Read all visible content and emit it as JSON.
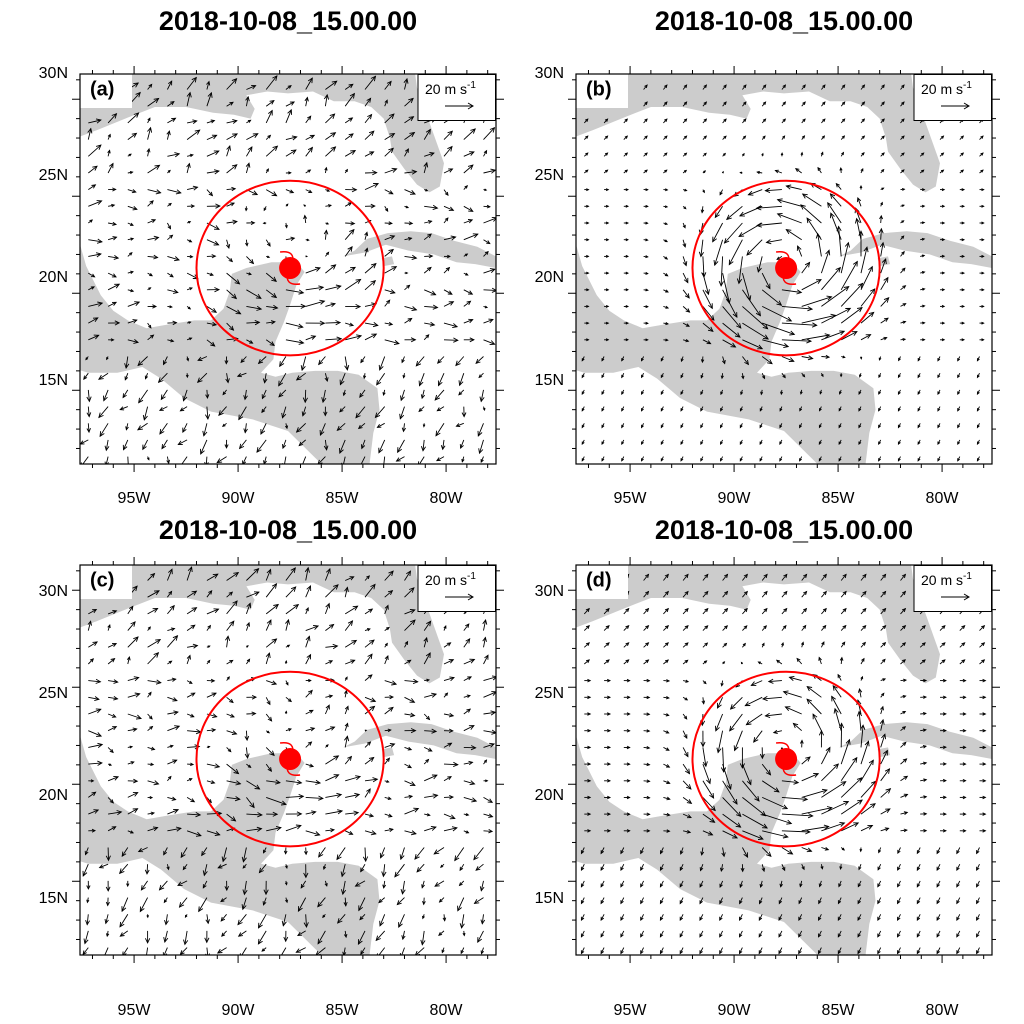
{
  "figure": {
    "panels": [
      {
        "id": "a",
        "title": "2018-10-08_15.00.00",
        "label": "(a)"
      },
      {
        "id": "b",
        "title": "2018-10-08_15.00.00",
        "label": "(b)"
      },
      {
        "id": "c",
        "title": "2018-10-08_15.00.00",
        "label": "(c)"
      },
      {
        "id": "d",
        "title": "2018-10-08_15.00.00",
        "label": "(d)"
      }
    ],
    "lat_ticks": [
      "30N",
      "25N",
      "20N",
      "15N"
    ],
    "lon_ticks": [
      "95W",
      "90W",
      "85W",
      "80W"
    ],
    "reference_vector": {
      "magnitude": "20",
      "unit": "m s",
      "exponent": "-1"
    },
    "map_extent": {
      "lon": [
        -97.6,
        -77.6
      ],
      "lat": [
        11.2,
        31.3
      ]
    },
    "storm_center": {
      "lon": -87.5,
      "lat": 21.3
    },
    "analysis_circle_radius_deg": 4.5,
    "colors": {
      "land": "#cccccc",
      "ocean": "#ffffff",
      "storm": "#ff0000",
      "vectors": "#000000"
    }
  }
}
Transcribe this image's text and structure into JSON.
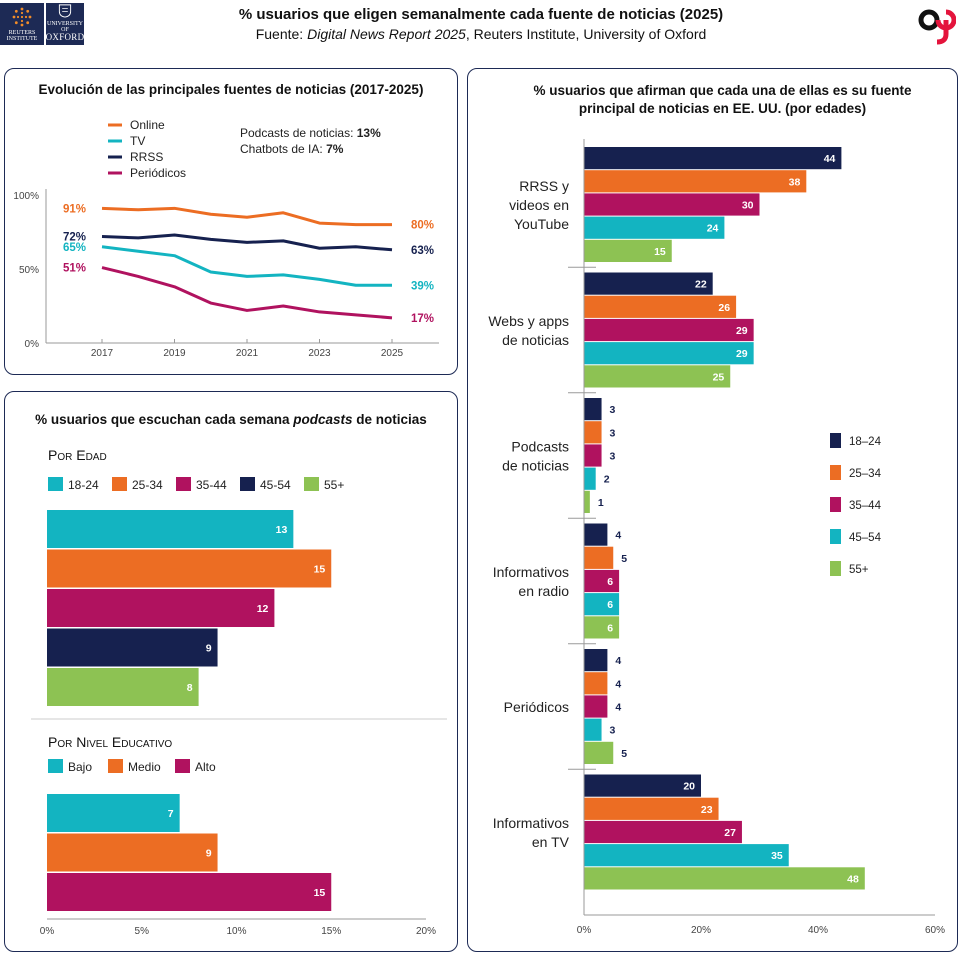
{
  "header": {
    "title": "% usuarios que eligen semanalmente cada fuente de noticias (2025)",
    "source_label": "Fuente: ",
    "source_report": "Digital News Report 2025",
    "source_rest": ", Reuters Institute, University of Oxford",
    "logo_left_text": [
      "REUTERS",
      "INSTITUTE"
    ],
    "logo_oxford_small": "UNIVERSITY OF",
    "logo_oxford_big": "OXFORD"
  },
  "colors": {
    "navy": "#16214f",
    "orange": "#ec6d23",
    "magenta": "#b0125f",
    "teal": "#13b4c1",
    "green": "#8dc253",
    "panel_border": "#1d2a55",
    "brand_red": "#e4143c"
  },
  "chart_data": [
    {
      "id": "trend",
      "type": "line",
      "title": "Evolución de las principales fuentes de noticias (2017-2025)",
      "x": [
        2017,
        2018,
        2019,
        2020,
        2021,
        2022,
        2023,
        2024,
        2025
      ],
      "x_ticks": [
        "2017",
        "2019",
        "2021",
        "2023",
        "2025"
      ],
      "y_ticks": [
        "0%",
        "50%",
        "100%"
      ],
      "ylim": [
        0,
        100
      ],
      "series": [
        {
          "name": "Online",
          "color": "#ec6d23",
          "values": [
            91,
            90,
            91,
            87,
            85,
            88,
            81,
            80,
            80
          ],
          "start_label": "91%",
          "end_label": "80%"
        },
        {
          "name": "TV",
          "color": "#13b4c1",
          "values": [
            65,
            62,
            59,
            48,
            45,
            46,
            43,
            39,
            39
          ],
          "start_label": "65%",
          "end_label": "39%"
        },
        {
          "name": "RRSS",
          "color": "#16214f",
          "values": [
            72,
            71,
            73,
            70,
            68,
            69,
            64,
            65,
            63
          ],
          "start_label": "72%",
          "end_label": "63%"
        },
        {
          "name": "Periódicos",
          "color": "#b0125f",
          "values": [
            51,
            45,
            38,
            27,
            22,
            25,
            21,
            19,
            17
          ],
          "start_label": "51%",
          "end_label": "17%"
        }
      ],
      "notes": [
        {
          "label": "Podcasts de noticias: ",
          "value": "13%"
        },
        {
          "label": "Chatbots de IA: ",
          "value": "7%"
        }
      ]
    },
    {
      "id": "podcasts",
      "type": "bar",
      "title_pre": "% usuarios que escuchan cada semana ",
      "title_em": "podcasts",
      "title_post": " de noticias",
      "xlim": [
        0,
        20
      ],
      "x_ticks": [
        "0%",
        "5%",
        "10%",
        "15%",
        "20%"
      ],
      "groups": [
        {
          "label": "Por Edad",
          "series": [
            {
              "name": "18-24",
              "value": 13,
              "color": "#13b4c1"
            },
            {
              "name": "25-34",
              "value": 15,
              "color": "#ec6d23"
            },
            {
              "name": "35-44",
              "value": 12,
              "color": "#b0125f"
            },
            {
              "name": "45-54",
              "value": 9,
              "color": "#16214f"
            },
            {
              "name": "55+",
              "value": 8,
              "color": "#8dc253"
            }
          ]
        },
        {
          "label": "Por Nivel Educativo",
          "series": [
            {
              "name": "Bajo",
              "value": 7,
              "color": "#13b4c1"
            },
            {
              "name": "Medio",
              "value": 9,
              "color": "#ec6d23"
            },
            {
              "name": "Alto",
              "value": 15,
              "color": "#b0125f"
            }
          ]
        }
      ]
    },
    {
      "id": "main_source",
      "type": "bar",
      "title": "% usuarios que afirman que cada una de ellas es su fuente principal de noticias en EE. UU. (por edades)",
      "xlim": [
        0,
        60
      ],
      "x_ticks": [
        "0%",
        "20%",
        "40%",
        "60%"
      ],
      "legend": [
        {
          "name": "18–24",
          "color": "#16214f"
        },
        {
          "name": "25–34",
          "color": "#ec6d23"
        },
        {
          "name": "35–44",
          "color": "#b0125f"
        },
        {
          "name": "45–54",
          "color": "#13b4c1"
        },
        {
          "name": "55+",
          "color": "#8dc253"
        }
      ],
      "categories": [
        {
          "label": [
            "RRSS y",
            "videos en",
            "YouTube"
          ],
          "values": [
            44,
            38,
            30,
            24,
            15
          ]
        },
        {
          "label": [
            "Webs y apps",
            "de noticias"
          ],
          "values": [
            22,
            26,
            29,
            29,
            25
          ]
        },
        {
          "label": [
            "Podcasts",
            "de noticias"
          ],
          "values": [
            3,
            3,
            3,
            2,
            1
          ]
        },
        {
          "label": [
            "Informativos",
            "en radio"
          ],
          "values": [
            4,
            5,
            6,
            6,
            6
          ]
        },
        {
          "label": [
            "Periódicos"
          ],
          "values": [
            4,
            4,
            4,
            3,
            5
          ]
        },
        {
          "label": [
            "Informativos",
            "en TV"
          ],
          "values": [
            20,
            23,
            27,
            35,
            48
          ]
        }
      ]
    }
  ]
}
+ + + + + + +
▶ _The request_
Give the data above again in full and unchanged, skipping the pictures.

▶ _Response below_
Read all visible content and emit it as JSON.
{
  "figure": {
    "panels": [
      {
        "id": "a",
        "title": "2018-10-08_15.00.00",
        "label": "(a)"
      },
      {
        "id": "b",
        "title": "2018-10-08_15.00.00",
        "label": "(b)"
      },
      {
        "id": "c",
        "title": "2018-10-08_15.00.00",
        "label": "(c)"
      },
      {
        "id": "d",
        "title": "2018-10-08_15.00.00",
        "label": "(d)"
      }
    ],
    "lat_ticks": [
      "30N",
      "25N",
      "20N",
      "15N"
    ],
    "lon_ticks": [
      "95W",
      "90W",
      "85W",
      "80W"
    ],
    "reference_vector": {
      "magnitude": "20",
      "unit": "m s",
      "exponent": "-1"
    },
    "map_extent": {
      "lon": [
        -97.6,
        -77.6
      ],
      "lat": [
        11.2,
        31.3
      ]
    },
    "storm_center": {
      "lon": -87.5,
      "lat": 21.3
    },
    "analysis_circle_radius_deg": 4.5,
    "colors": {
      "land": "#cccccc",
      "ocean": "#ffffff",
      "storm": "#ff0000",
      "vectors": "#000000"
    }
  }
}
Transcribe this image's text and structure into JSON.
{
  "header": {
    "title": "% usuarios que eligen semanalmente cada fuente de noticias (2025)",
    "source_label": "Fuente: ",
    "source_report": "Digital News Report 2025",
    "source_rest": ", Reuters Institute, University of Oxford",
    "logo_left_text": [
      "REUTERS",
      "INSTITUTE"
    ],
    "logo_oxford_small": "UNIVERSITY OF",
    "logo_oxford_big": "OXFORD"
  },
  "colors": {
    "navy": "#16214f",
    "orange": "#ec6d23",
    "magenta": "#b0125f",
    "teal": "#13b4c1",
    "green": "#8dc253",
    "panel_border": "#1d2a55",
    "brand_red": "#e4143c"
  },
  "chart_data": [
    {
      "id": "trend",
      "type": "line",
      "title": "Evolución de las principales fuentes de noticias (2017-2025)",
      "x": [
        2017,
        2018,
        2019,
        2020,
        2021,
        2022,
        2023,
        2024,
        2025
      ],
      "x_ticks": [
        "2017",
        "2019",
        "2021",
        "2023",
        "2025"
      ],
      "y_ticks": [
        "0%",
        "50%",
        "100%"
      ],
      "ylim": [
        0,
        100
      ],
      "series": [
        {
          "name": "Online",
          "color": "#ec6d23",
          "values": [
            91,
            90,
            91,
            87,
            85,
            88,
            81,
            80,
            80
          ],
          "start_label": "91%",
          "end_label": "80%"
        },
        {
          "name": "TV",
          "color": "#13b4c1",
          "values": [
            65,
            62,
            59,
            48,
            45,
            46,
            43,
            39,
            39
          ],
          "start_label": "65%",
          "end_label": "39%"
        },
        {
          "name": "RRSS",
          "color": "#16214f",
          "values": [
            72,
            71,
            73,
            70,
            68,
            69,
            64,
            65,
            63
          ],
          "start_label": "72%",
          "end_label": "63%"
        },
        {
          "name": "Periódicos",
          "color": "#b0125f",
          "values": [
            51,
            45,
            38,
            27,
            22,
            25,
            21,
            19,
            17
          ],
          "start_label": "51%",
          "end_label": "17%"
        }
      ],
      "notes": [
        {
          "label": "Podcasts de noticias: ",
          "value": "13%"
        },
        {
          "label": "Chatbots de IA: ",
          "value": "7%"
        }
      ]
    },
    {
      "id": "podcasts",
      "type": "bar",
      "title_pre": "% usuarios que escuchan cada semana ",
      "title_em": "podcasts",
      "title_post": " de noticias",
      "xlim": [
        0,
        20
      ],
      "x_ticks": [
        "0%",
        "5%",
        "10%",
        "15%",
        "20%"
      ],
      "groups": [
        {
          "label": "Por Edad",
          "series": [
            {
              "name": "18-24",
              "value": 13,
              "color": "#13b4c1"
            },
            {
              "name": "25-34",
              "value": 15,
              "color": "#ec6d23"
            },
            {
              "name": "35-44",
              "value": 12,
              "color": "#b0125f"
            },
            {
              "name": "45-54",
              "value": 9,
              "color": "#16214f"
            },
            {
              "name": "55+",
              "value": 8,
              "color": "#8dc253"
            }
          ]
        },
        {
          "label": "Por Nivel Educativo",
          "series": [
            {
              "name": "Bajo",
              "value": 7,
              "color": "#13b4c1"
            },
            {
              "name": "Medio",
              "value": 9,
              "color": "#ec6d23"
            },
            {
              "name": "Alto",
              "value": 15,
              "color": "#b0125f"
            }
          ]
        }
      ]
    },
    {
      "id": "main_source",
      "type": "bar",
      "title": "% usuarios que afirman que cada una de ellas es su fuente principal de noticias en EE. UU. (por edades)",
      "xlim": [
        0,
        60
      ],
      "x_ticks": [
        "0%",
        "20%",
        "40%",
        "60%"
      ],
      "legend": [
        {
          "name": "18–24",
          "color": "#16214f"
        },
        {
          "name": "25–34",
          "color": "#ec6d23"
        },
        {
          "name": "35–44",
          "color": "#b0125f"
        },
        {
          "name": "45–54",
          "color": "#13b4c1"
        },
        {
          "name": "55+",
          "color": "#8dc253"
        }
      ],
      "categories": [
        {
          "label": [
            "RRSS y",
            "videos en",
            "YouTube"
          ],
          "values": [
            44,
            38,
            30,
            24,
            15
          ]
        },
        {
          "label": [
            "Webs y apps",
            "de noticias"
          ],
          "values": [
            22,
            26,
            29,
            29,
            25
          ]
        },
        {
          "label": [
            "Podcasts",
            "de noticias"
          ],
          "values": [
            3,
            3,
            3,
            2,
            1
          ]
        },
        {
          "label": [
            "Informativos",
            "en radio"
          ],
          "values": [
            4,
            5,
            6,
            6,
            6
          ]
        },
        {
          "label": [
            "Periódicos"
          ],
          "values": [
            4,
            4,
            4,
            3,
            5
          ]
        },
        {
          "label": [
            "Informativos",
            "en TV"
          ],
          "values": [
            20,
            23,
            27,
            35,
            48
          ]
        }
      ]
    }
  ]
}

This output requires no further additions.